◆ **What you will do**
Find the lines holding "один" and copy them.

===== Entries shown =====

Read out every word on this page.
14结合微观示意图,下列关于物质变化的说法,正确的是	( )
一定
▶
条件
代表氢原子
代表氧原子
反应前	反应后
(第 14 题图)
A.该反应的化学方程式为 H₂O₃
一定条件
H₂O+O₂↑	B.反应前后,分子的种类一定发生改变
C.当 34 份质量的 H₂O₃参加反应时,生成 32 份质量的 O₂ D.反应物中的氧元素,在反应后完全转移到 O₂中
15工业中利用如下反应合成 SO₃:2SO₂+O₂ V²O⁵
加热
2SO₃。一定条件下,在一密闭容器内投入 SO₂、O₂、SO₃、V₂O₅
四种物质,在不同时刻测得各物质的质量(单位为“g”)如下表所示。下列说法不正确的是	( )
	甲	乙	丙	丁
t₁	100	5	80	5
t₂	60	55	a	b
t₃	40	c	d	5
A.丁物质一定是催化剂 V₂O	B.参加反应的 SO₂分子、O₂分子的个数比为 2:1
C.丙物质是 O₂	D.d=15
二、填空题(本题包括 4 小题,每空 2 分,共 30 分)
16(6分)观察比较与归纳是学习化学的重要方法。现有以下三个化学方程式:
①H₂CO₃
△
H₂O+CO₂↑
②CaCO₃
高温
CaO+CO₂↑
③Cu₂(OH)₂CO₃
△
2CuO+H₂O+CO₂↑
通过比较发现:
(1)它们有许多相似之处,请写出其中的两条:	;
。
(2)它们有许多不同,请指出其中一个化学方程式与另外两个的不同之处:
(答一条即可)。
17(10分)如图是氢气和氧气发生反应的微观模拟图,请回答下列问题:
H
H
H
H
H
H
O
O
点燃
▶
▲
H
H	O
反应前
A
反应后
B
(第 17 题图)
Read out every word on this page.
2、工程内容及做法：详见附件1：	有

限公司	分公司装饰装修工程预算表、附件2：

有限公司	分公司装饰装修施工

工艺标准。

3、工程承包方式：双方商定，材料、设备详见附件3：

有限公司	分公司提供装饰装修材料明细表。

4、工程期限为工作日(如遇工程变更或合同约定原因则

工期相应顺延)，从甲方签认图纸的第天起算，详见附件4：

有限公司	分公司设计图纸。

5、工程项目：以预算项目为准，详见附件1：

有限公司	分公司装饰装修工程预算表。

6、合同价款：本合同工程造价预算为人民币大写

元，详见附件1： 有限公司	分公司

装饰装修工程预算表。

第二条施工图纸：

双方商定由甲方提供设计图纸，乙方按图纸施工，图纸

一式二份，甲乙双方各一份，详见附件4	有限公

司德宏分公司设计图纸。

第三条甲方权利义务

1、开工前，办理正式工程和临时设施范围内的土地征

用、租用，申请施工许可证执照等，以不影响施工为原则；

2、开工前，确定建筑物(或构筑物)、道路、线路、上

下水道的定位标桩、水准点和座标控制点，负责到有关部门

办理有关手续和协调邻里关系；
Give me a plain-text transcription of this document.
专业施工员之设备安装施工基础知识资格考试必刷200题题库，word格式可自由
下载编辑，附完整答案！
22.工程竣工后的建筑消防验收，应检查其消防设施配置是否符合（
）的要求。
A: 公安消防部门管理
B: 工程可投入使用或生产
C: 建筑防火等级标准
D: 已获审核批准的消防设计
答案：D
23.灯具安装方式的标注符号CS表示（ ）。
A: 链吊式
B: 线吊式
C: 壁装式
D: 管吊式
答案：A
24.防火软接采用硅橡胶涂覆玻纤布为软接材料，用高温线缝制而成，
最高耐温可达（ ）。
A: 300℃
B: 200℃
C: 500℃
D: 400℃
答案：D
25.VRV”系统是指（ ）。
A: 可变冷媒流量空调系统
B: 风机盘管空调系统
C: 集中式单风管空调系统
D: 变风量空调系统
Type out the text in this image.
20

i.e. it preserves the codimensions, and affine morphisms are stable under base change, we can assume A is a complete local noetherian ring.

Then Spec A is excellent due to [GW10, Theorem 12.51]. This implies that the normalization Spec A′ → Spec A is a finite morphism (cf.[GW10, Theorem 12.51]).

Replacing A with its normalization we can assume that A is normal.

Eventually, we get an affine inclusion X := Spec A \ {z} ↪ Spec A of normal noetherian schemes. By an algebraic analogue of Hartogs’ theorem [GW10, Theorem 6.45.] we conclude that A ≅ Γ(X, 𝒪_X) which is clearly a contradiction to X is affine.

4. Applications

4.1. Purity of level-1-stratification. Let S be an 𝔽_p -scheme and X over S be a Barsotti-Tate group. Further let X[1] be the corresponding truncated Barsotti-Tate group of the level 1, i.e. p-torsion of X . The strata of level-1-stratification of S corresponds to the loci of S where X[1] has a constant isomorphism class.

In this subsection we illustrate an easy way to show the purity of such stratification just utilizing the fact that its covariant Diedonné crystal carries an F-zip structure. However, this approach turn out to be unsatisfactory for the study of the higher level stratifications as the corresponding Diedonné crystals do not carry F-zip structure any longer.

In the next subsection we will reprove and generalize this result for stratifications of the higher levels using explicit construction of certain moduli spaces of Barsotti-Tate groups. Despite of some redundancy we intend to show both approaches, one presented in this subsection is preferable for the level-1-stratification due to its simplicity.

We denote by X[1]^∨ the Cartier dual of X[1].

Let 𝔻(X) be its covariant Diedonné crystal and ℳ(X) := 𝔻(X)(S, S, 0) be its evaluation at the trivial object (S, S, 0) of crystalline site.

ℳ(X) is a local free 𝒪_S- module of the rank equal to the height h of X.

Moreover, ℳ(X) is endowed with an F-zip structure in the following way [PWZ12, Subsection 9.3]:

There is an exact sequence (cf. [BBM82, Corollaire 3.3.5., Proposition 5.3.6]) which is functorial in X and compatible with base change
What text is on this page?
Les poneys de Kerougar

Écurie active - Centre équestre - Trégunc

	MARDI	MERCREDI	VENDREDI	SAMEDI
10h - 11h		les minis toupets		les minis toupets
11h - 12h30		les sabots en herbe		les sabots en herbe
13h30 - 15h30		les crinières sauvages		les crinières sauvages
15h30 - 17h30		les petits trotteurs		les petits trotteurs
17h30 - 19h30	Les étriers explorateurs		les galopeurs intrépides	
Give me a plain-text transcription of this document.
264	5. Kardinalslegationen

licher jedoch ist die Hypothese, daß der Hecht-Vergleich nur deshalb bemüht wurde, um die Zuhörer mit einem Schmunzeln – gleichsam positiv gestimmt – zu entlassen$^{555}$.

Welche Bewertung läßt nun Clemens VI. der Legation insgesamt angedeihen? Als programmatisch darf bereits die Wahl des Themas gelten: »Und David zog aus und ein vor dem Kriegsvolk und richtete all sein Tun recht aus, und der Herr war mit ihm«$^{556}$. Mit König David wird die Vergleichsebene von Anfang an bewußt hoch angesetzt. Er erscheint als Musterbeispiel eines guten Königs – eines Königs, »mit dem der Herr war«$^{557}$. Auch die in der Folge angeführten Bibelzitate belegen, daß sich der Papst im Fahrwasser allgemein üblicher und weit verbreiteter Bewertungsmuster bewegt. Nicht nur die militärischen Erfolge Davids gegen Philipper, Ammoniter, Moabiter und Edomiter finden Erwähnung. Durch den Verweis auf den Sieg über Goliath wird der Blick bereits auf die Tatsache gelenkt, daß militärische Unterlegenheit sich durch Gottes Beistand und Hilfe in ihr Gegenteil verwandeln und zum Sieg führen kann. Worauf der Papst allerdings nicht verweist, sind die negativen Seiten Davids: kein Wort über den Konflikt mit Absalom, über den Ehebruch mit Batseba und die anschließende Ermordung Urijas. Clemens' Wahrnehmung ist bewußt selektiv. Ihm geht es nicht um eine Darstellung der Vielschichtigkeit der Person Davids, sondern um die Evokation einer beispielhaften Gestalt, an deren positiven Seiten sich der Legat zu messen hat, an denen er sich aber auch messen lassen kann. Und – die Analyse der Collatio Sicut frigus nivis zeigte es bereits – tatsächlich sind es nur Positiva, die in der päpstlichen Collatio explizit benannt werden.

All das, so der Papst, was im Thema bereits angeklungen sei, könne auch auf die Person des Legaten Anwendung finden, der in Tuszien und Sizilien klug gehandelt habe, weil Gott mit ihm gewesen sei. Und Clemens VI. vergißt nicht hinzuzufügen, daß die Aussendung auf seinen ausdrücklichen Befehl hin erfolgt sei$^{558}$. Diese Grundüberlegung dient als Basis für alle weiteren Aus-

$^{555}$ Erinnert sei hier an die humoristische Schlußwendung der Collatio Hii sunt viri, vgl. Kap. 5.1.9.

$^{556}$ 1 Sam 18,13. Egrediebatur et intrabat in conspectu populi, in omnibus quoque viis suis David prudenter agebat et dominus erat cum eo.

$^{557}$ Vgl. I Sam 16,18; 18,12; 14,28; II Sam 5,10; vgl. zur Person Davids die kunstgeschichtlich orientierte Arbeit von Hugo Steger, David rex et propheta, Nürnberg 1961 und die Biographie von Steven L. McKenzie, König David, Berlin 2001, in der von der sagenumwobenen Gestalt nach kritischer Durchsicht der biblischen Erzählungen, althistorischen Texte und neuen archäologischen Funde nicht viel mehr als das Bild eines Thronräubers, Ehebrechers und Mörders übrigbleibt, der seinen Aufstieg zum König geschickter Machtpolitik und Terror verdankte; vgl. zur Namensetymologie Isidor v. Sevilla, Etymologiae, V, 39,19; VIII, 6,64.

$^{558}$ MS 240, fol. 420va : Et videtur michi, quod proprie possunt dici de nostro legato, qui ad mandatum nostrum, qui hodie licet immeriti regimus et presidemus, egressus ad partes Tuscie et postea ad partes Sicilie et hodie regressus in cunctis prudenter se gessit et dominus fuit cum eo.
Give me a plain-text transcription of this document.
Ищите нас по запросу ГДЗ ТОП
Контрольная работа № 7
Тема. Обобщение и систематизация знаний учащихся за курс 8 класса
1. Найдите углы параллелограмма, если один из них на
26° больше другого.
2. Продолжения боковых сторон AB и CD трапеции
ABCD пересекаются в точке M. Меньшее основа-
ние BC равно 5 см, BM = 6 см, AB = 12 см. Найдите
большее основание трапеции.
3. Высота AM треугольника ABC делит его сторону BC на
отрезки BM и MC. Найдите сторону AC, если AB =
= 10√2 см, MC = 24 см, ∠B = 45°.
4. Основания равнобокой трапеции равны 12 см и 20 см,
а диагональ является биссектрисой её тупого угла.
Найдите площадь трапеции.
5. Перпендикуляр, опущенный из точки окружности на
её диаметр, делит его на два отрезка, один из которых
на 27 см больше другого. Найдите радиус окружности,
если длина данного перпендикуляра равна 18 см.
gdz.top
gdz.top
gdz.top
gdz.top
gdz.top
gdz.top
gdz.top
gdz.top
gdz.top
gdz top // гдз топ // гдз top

=====

◆ **Answer for the task**
1. Найдите углы параллелограмма, если один из них на
её диаметр, делит его на два отрезка, один из которых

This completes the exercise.